▸ Recorded data:
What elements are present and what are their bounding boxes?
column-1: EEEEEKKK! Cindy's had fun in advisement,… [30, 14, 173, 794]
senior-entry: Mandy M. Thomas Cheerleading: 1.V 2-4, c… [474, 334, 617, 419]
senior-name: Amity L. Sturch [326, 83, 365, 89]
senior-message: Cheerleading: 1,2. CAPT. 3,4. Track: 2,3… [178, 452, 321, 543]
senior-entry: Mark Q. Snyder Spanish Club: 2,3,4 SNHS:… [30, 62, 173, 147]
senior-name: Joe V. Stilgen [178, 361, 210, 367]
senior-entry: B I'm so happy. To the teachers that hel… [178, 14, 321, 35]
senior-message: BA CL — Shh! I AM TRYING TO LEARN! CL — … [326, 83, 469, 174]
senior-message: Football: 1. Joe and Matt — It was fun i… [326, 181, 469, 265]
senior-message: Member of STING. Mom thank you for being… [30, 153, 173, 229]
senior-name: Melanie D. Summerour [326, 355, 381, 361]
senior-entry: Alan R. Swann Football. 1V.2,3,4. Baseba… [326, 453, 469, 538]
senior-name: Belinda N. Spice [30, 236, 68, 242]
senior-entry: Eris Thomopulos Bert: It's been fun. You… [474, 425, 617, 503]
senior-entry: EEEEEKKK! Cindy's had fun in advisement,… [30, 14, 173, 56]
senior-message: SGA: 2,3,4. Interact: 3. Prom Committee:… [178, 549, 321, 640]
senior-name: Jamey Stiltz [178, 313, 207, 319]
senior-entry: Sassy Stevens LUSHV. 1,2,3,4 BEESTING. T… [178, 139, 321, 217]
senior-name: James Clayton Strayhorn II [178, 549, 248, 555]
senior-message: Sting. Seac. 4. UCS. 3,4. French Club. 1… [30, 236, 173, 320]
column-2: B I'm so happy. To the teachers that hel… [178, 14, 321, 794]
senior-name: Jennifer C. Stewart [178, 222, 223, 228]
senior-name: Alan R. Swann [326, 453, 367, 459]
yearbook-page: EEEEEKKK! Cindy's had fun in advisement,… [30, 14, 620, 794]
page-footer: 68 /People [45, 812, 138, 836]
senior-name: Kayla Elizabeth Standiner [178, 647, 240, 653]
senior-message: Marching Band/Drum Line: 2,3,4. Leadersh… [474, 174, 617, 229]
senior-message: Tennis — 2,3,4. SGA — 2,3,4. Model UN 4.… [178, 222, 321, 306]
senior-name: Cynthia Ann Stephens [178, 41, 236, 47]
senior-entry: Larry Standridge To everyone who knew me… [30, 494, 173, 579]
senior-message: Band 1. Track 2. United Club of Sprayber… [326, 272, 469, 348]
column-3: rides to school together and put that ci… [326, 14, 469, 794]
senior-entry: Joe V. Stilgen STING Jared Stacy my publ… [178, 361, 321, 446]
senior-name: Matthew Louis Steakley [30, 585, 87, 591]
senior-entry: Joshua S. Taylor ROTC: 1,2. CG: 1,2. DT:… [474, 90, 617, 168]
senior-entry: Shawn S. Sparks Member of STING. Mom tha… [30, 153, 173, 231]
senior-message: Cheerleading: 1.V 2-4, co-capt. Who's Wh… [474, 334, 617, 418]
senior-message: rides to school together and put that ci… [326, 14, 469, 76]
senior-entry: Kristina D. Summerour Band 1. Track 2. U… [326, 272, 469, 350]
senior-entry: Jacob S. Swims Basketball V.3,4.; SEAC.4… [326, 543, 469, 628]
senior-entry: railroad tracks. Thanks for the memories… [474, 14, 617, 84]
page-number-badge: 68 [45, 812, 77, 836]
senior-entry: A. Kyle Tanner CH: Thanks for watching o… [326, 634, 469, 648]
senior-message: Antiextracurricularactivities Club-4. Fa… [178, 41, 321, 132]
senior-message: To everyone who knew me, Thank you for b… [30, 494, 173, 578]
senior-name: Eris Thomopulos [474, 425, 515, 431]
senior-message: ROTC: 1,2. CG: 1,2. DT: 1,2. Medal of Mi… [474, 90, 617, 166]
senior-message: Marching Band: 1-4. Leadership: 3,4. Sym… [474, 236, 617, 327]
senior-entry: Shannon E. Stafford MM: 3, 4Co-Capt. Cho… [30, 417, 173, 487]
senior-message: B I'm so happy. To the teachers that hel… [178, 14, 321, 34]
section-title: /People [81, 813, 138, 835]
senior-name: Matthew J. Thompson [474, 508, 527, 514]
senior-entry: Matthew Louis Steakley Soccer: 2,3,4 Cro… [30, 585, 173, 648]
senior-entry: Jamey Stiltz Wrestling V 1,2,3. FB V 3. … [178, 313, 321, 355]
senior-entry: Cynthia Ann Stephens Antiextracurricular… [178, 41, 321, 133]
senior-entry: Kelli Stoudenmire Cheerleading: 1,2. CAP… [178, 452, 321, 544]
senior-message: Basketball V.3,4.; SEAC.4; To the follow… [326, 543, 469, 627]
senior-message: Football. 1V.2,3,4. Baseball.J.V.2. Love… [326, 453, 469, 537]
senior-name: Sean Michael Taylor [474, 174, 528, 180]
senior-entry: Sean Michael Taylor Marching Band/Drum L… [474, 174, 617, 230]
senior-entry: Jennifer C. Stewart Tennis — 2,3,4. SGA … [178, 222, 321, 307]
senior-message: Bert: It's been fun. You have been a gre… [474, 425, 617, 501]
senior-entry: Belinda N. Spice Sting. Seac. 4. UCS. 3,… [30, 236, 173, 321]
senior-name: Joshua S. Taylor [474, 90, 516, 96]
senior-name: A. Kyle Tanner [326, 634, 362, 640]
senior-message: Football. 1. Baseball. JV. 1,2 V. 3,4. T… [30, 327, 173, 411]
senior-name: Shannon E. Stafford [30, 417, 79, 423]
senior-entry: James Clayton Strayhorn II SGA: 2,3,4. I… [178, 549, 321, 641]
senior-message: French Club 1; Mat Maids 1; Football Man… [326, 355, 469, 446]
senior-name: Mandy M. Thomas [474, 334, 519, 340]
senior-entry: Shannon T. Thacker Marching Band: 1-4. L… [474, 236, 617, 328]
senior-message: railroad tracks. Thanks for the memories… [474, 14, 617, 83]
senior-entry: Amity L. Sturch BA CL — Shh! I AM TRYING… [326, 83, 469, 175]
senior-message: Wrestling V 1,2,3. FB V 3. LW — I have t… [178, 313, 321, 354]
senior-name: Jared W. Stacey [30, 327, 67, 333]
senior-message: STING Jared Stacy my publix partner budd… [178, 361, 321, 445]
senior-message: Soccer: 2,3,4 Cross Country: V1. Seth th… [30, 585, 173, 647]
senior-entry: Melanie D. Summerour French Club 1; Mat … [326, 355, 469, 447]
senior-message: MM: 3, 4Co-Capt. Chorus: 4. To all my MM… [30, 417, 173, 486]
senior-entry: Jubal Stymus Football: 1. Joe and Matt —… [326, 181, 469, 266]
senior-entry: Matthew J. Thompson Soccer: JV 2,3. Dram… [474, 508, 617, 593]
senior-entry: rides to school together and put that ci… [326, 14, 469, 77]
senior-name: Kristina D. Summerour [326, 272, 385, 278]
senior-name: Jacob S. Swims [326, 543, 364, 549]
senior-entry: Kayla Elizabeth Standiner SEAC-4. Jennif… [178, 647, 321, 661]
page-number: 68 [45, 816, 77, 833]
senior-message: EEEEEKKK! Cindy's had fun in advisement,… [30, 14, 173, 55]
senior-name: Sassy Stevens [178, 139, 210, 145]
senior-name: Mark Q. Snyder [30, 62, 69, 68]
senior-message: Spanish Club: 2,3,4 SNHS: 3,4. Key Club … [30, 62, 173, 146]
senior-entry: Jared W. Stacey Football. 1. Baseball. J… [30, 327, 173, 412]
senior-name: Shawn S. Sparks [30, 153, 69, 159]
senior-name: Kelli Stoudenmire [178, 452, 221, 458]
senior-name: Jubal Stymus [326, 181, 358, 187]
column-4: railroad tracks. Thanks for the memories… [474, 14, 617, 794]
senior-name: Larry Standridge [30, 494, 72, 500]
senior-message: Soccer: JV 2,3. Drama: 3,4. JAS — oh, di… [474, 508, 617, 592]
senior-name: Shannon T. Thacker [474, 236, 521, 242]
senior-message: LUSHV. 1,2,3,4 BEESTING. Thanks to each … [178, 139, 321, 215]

▸ Problem description:
Can you copy out the listing word for word, from its start through the first line containing "senior-entry: Alan R."?

▸ Reply to the task:
What elements are present and what are their bounding boxes?
column-1: EEEEEKKK! Cindy's had fun in advisement,… [30, 14, 173, 794]
senior-entry: Mandy M. Thomas Cheerleading: 1.V 2-4, c… [474, 334, 617, 419]
senior-name: Amity L. Sturch [326, 83, 365, 89]
senior-message: Cheerleading: 1,2. CAPT. 3,4. Track: 2,3… [178, 452, 321, 543]
senior-entry: Mark Q. Snyder Spanish Club: 2,3,4 SNHS:… [30, 62, 173, 147]
senior-name: Joe V. Stilgen [178, 361, 210, 367]
senior-entry: B I'm so happy. To the teachers that hel… [178, 14, 321, 35]
senior-message: BA CL — Shh! I AM TRYING TO LEARN! CL — … [326, 83, 469, 174]
senior-message: Football: 1. Joe and Matt — It was fun i… [326, 181, 469, 265]
senior-message: Member of STING. Mom thank you for being… [30, 153, 173, 229]
senior-name: Melanie D. Summerour [326, 355, 381, 361]
senior-entry: Alan R. Swann Football. 1V.2,3,4. Baseba… [326, 453, 469, 538]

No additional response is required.